## Begin SUPPLIED ENTRIES
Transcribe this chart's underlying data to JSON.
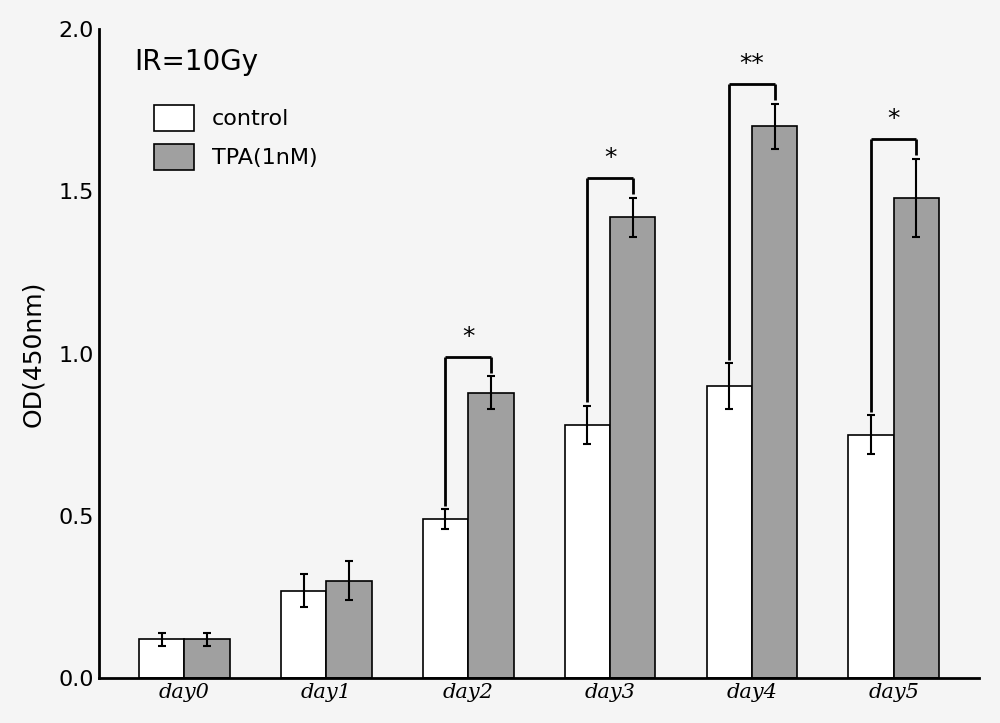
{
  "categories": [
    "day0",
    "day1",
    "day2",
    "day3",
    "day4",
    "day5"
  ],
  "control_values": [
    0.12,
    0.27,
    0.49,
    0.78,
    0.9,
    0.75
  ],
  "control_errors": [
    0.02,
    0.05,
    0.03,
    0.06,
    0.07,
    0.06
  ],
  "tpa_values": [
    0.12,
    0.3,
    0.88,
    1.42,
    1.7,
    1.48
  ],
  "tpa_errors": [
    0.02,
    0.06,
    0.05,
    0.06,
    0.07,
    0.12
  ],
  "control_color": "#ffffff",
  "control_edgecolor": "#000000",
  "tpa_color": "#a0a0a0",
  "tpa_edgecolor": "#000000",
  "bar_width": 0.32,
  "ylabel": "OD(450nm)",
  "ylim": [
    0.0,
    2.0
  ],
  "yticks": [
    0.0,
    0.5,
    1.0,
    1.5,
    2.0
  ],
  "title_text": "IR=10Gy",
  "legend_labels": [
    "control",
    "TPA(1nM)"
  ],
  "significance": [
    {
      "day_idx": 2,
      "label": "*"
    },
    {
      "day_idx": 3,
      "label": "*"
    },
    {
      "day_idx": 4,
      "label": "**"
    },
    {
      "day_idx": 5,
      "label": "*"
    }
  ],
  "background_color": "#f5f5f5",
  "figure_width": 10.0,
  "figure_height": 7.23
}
## End SUPPLIED ENTRIES
*TASK TO CARRY OUT*:
Copy the listing in full and without alteration, omitting every picture.

*ANSWER TO THE TASK*:
Transcribe this chart's underlying data to JSON.
{
  "categories": [
    "day0",
    "day1",
    "day2",
    "day3",
    "day4",
    "day5"
  ],
  "control_values": [
    0.12,
    0.27,
    0.49,
    0.78,
    0.9,
    0.75
  ],
  "control_errors": [
    0.02,
    0.05,
    0.03,
    0.06,
    0.07,
    0.06
  ],
  "tpa_values": [
    0.12,
    0.3,
    0.88,
    1.42,
    1.7,
    1.48
  ],
  "tpa_errors": [
    0.02,
    0.06,
    0.05,
    0.06,
    0.07,
    0.12
  ],
  "control_color": "#ffffff",
  "control_edgecolor": "#000000",
  "tpa_color": "#a0a0a0",
  "tpa_edgecolor": "#000000",
  "bar_width": 0.32,
  "ylabel": "OD(450nm)",
  "ylim": [
    0.0,
    2.0
  ],
  "yticks": [
    0.0,
    0.5,
    1.0,
    1.5,
    2.0
  ],
  "title_text": "IR=10Gy",
  "legend_labels": [
    "control",
    "TPA(1nM)"
  ],
  "significance": [
    {
      "day_idx": 2,
      "label": "*"
    },
    {
      "day_idx": 3,
      "label": "*"
    },
    {
      "day_idx": 4,
      "label": "**"
    },
    {
      "day_idx": 5,
      "label": "*"
    }
  ],
  "background_color": "#f5f5f5",
  "figure_width": 10.0,
  "figure_height": 7.23
}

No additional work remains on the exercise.